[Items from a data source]
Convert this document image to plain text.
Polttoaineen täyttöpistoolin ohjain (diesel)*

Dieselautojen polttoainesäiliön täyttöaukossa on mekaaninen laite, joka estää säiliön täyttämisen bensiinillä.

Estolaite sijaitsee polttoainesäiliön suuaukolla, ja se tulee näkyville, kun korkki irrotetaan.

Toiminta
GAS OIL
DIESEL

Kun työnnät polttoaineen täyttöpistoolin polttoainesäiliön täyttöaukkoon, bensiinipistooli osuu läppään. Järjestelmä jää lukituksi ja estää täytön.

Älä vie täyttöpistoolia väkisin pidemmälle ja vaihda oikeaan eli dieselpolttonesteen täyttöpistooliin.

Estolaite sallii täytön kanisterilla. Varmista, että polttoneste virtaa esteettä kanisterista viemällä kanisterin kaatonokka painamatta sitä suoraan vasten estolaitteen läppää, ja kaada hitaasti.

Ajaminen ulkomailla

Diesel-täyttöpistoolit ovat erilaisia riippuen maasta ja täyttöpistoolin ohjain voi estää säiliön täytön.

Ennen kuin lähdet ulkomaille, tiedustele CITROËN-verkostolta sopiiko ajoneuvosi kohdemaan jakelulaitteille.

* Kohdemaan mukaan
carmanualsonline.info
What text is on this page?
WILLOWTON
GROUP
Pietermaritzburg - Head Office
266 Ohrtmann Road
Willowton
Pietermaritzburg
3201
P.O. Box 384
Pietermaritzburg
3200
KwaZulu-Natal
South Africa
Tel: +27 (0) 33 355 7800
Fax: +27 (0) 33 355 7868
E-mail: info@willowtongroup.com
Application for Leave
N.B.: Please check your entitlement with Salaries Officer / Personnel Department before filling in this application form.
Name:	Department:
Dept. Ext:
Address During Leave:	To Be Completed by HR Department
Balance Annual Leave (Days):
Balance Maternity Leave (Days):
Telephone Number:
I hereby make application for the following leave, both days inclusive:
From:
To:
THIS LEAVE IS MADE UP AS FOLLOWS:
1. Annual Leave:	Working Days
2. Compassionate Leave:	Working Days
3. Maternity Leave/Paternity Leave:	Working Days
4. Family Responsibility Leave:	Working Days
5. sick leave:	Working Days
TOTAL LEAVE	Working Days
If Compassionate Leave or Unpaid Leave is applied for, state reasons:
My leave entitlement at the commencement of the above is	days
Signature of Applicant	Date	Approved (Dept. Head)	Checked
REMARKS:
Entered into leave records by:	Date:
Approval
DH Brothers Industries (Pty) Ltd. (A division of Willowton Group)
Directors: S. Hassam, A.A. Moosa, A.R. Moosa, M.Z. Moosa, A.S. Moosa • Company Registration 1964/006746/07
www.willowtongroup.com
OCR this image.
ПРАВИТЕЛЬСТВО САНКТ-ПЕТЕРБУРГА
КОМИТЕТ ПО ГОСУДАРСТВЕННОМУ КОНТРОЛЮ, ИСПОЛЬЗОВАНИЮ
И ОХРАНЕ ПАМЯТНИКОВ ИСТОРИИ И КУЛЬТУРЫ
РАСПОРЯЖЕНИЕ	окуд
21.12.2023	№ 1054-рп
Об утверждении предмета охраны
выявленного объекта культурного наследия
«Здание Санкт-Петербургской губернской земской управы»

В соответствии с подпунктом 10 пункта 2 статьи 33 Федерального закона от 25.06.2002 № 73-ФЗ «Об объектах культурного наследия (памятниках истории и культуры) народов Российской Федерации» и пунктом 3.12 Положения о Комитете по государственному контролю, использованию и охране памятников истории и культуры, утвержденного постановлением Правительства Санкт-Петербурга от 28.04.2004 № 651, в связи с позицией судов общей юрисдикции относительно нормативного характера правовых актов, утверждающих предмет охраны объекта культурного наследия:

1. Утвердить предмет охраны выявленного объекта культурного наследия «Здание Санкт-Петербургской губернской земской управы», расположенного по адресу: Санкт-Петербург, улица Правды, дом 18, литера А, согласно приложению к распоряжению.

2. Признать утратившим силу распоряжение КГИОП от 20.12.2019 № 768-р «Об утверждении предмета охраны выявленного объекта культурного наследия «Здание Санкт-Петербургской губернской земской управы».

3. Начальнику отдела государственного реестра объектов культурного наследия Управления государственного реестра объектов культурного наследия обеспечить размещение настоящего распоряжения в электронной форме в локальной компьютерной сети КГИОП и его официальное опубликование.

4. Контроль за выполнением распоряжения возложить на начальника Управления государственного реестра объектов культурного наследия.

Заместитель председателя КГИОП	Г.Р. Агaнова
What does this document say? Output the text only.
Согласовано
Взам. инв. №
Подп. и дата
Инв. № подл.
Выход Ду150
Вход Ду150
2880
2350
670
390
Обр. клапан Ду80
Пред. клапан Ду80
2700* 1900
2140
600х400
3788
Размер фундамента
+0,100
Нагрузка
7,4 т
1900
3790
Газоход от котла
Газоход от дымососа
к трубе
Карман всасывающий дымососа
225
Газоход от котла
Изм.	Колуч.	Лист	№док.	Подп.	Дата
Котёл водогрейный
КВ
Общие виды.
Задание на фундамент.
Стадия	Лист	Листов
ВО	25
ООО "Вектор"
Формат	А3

**JOB:** The word "Здание" may appear on some lines. Report how many lines hold it, giving the number alone.

**REPLY:** 3